- **What you need to do**: All entries should be output exactly as they stand.

[Stored records]

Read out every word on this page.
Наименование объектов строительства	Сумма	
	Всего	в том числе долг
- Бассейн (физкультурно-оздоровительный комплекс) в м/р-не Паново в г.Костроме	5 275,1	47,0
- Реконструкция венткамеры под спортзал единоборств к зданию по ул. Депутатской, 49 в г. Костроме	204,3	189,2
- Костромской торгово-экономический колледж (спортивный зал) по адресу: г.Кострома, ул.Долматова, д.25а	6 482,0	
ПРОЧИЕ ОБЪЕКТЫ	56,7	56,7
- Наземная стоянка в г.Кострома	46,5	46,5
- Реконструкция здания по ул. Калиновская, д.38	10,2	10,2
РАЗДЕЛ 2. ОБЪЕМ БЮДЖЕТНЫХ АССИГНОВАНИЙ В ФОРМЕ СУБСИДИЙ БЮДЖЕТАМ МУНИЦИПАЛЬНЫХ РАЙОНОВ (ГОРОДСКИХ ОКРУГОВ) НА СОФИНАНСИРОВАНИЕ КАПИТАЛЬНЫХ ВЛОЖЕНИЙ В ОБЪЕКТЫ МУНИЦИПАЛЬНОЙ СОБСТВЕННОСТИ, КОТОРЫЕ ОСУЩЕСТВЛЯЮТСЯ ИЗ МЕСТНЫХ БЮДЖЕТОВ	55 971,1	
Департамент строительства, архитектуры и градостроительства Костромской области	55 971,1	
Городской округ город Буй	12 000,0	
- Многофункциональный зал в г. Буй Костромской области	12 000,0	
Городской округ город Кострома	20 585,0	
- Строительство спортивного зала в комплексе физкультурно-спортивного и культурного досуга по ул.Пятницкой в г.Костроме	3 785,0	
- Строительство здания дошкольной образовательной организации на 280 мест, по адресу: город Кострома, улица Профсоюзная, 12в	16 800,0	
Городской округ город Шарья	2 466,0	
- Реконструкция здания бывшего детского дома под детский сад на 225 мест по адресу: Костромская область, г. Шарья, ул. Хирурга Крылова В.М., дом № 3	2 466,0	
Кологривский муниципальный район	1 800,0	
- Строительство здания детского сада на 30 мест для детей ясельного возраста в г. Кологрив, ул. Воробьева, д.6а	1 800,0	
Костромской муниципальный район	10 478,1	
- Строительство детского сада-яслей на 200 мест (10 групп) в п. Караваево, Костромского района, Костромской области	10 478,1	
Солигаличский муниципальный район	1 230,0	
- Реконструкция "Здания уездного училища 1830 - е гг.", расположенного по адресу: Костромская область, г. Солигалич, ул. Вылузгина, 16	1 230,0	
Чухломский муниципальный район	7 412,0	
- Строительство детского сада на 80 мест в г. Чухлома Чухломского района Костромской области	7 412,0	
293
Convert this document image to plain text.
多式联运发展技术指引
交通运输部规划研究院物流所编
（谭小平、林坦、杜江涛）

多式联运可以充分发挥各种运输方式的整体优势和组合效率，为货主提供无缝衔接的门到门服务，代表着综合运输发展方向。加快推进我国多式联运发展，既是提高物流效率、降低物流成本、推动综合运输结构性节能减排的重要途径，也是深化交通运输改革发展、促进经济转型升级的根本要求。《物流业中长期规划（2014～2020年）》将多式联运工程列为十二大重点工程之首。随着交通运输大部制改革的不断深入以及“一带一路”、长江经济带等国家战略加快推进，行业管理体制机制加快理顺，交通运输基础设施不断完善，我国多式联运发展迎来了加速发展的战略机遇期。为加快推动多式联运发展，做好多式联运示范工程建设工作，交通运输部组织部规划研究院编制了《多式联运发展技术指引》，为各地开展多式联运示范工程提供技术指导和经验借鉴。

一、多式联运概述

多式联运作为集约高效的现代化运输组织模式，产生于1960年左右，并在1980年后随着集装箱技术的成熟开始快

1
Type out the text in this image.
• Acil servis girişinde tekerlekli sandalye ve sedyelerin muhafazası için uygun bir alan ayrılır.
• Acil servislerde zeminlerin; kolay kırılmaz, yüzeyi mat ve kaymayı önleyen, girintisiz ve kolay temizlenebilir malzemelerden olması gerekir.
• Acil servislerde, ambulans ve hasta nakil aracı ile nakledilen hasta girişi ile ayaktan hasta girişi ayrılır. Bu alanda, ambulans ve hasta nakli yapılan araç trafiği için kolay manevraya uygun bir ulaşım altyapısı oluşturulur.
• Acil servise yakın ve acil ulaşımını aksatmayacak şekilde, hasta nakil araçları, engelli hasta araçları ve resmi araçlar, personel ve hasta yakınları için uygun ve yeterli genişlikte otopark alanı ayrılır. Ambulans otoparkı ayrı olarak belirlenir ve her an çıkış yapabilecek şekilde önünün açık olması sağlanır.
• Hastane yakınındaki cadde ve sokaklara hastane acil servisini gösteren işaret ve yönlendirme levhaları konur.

- **Exercise solution**:
Read out every word on this page.
Наименование объектов строительства	Сумма	
	Всего	в том числе долг
- Бассейн (физкультурно-оздоровительный комплекс) в м/р-не Паново в г.Костроме	5 275,1	47,0
- Реконструкция венткамеры под спортзал единоборств к зданию по ул. Депутатской, 49 в г. Костроме	204,3	189,2
- Костромской торгово-экономический колледж (спортивный зал) по адресу: г.Кострома, ул.Долматова, д.25а	6 482,0	
ПРОЧИЕ ОБЪЕКТЫ	56,7	56,7
- Наземная стоянка в г.Кострома	46,5	46,5
- Реконструкция здания по ул. Калиновская, д.38	10,2	10,2
РАЗДЕЛ 2. ОБЪЕМ БЮДЖЕТНЫХ АССИГНОВАНИЙ В ФОРМЕ СУБСИДИЙ БЮДЖЕТАМ МУНИЦИПАЛЬНЫХ РАЙОНОВ (ГОРОДСКИХ ОКРУГОВ) НА СОФИНАНСИРОВАНИЕ КАПИТАЛЬНЫХ ВЛОЖЕНИЙ В ОБЪЕКТЫ МУНИЦИПАЛЬНОЙ СОБСТВЕННОСТИ, КОТОРЫЕ ОСУЩЕСТВЛЯЮТСЯ ИЗ МЕСТНЫХ БЮДЖЕТОВ	55 971,1	
Департамент строительства, архитектуры и градостроительства Костромской области	55 971,1	
Городской округ город Буй	12 000,0	
- Многофункциональный зал в г. Буй Костромской области	12 000,0	
Городской округ город Кострома	20 585,0	
- Строительство спортивного зала в комплексе физкультурно-спортивного и культурного досуга по ул.Пятницкой в г.Костроме	3 785,0	
- Строительство здания дошкольной образовательной организации на 280 мест, по адресу: город Кострома, улица Профсоюзная, 12в	16 800,0	
Городской округ город Шарья	2 466,0	
- Реконструкция здания бывшего детского дома под детский сад на 225 мест по адресу: Костромская область, г. Шарья, ул. Хирурга Крылова В.М., дом № 3	2 466,0	
Кологривский муниципальный район	1 800,0	
- Строительство здания детского сада на 30 мест для детей ясельного возраста в г. Кологрив, ул. Воробьева, д.6а	1 800,0	
Костромской муниципальный район	10 478,1	
- Строительство детского сада-яслей на 200 мест (10 групп) в п. Караваево, Костромского района, Костромской области	10 478,1	
Солигаличский муниципальный район	1 230,0	
- Реконструкция "Здания уездного училища 1830 - е гг.", расположенного по адресу: Костромская область, г. Солигалич, ул. Вылузгина, 16	1 230,0	
Чухломский муниципальный район	7 412,0	
- Строительство детского сада на 80 мест в г. Чухлома Чухломского района Костромской области	7 412,0	
293
Convert this document image to plain text.
多式联运发展技术指引
交通运输部规划研究院物流所编
（谭小平、林坦、杜江涛）

多式联运可以充分发挥各种运输方式的整体优势和组合效率，为货主提供无缝衔接的门到门服务，代表着综合运输发展方向。加快推进我国多式联运发展，既是提高物流效率、降低物流成本、推动综合运输结构性节能减排的重要途径，也是深化交通运输改革发展、促进经济转型升级的根本要求。《物流业中长期规划（2014～2020年）》将多式联运工程列为十二大重点工程之首。随着交通运输大部制改革的不断深入以及“一带一路”、长江经济带等国家战略加快推进，行业管理体制机制加快理顺，交通运输基础设施不断完善，我国多式联运发展迎来了加速发展的战略机遇期。为加快推动多式联运发展，做好多式联运示范工程建设工作，交通运输部组织部规划研究院编制了《多式联运发展技术指引》，为各地开展多式联运示范工程提供技术指导和经验借鉴。

一、多式联运概述

多式联运作为集约高效的现代化运输组织模式，产生于1960年左右，并在1980年后随着集装箱技术的成熟开始快

1
Type out the text in this image.
• Acil servis girişinde tekerlekli sandalye ve sedyelerin muhafazası için uygun bir alan ayrılır.
• Acil servislerde zeminlerin; kolay kırılmaz, yüzeyi mat ve kaymayı önleyen, girintisiz ve kolay temizlenebilir malzemelerden olması gerekir.
• Acil servislerde, ambulans ve hasta nakil aracı ile nakledilen hasta girişi ile ayaktan hasta girişi ayrılır. Bu alanda, ambulans ve hasta nakli yapılan araç trafiği için kolay manevraya uygun bir ulaşım altyapısı oluşturulur.
• Acil servise yakın ve acil ulaşımını aksatmayacak şekilde, hasta nakil araçları, engelli hasta araçları ve resmi araçlar, personel ve hasta yakınları için uygun ve yeterli genişlikte otopark alanı ayrılır. Ambulans otoparkı ayrı olarak belirlenir ve her an çıkış yapabilecek şekilde önünün açık olması sağlanır.
• Hastane yakınındaki cadde ve sokaklara hastane acil servisini gösteren işaret ve yönlendirme levhaları konur.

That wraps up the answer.